From the entries below, report how many lines contain the string "grazing". Give only that number.

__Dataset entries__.
Begin

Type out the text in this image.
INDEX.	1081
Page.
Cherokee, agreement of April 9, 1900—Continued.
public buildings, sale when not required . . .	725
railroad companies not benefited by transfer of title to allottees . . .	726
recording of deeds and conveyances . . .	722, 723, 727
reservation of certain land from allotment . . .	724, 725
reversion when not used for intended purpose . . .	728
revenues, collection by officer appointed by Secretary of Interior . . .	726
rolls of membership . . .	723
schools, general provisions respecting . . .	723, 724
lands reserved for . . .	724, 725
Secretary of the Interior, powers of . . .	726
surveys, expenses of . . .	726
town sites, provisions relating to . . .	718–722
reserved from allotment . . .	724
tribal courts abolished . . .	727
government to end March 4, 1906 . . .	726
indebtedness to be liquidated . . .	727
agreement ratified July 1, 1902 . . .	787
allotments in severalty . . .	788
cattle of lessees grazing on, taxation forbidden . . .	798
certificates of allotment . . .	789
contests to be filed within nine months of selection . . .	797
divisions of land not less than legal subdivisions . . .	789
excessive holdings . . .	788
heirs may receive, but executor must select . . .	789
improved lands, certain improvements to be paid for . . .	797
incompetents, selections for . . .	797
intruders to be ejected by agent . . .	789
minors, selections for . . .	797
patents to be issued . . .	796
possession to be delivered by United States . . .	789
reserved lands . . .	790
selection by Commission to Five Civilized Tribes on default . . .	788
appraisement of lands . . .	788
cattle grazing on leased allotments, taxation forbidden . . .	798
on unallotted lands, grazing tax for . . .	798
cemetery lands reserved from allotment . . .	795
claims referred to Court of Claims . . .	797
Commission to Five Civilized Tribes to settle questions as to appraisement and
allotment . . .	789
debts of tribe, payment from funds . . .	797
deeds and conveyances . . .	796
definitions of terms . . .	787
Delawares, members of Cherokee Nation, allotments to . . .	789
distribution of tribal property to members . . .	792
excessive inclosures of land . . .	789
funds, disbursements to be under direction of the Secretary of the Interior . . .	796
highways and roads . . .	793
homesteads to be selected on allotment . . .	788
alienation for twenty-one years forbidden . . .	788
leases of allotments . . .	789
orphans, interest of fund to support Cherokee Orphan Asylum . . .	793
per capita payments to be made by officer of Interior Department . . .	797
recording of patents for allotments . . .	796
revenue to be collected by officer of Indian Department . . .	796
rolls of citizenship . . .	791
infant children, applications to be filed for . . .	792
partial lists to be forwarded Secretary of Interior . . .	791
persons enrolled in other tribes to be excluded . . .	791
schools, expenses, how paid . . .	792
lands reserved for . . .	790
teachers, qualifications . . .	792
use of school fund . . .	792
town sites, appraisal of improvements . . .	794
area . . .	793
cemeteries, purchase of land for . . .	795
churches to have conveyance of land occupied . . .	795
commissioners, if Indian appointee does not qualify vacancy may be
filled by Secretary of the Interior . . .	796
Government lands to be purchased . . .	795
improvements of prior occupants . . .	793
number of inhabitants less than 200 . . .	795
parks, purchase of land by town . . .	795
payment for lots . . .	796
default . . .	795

End

__Answer to this task__.
3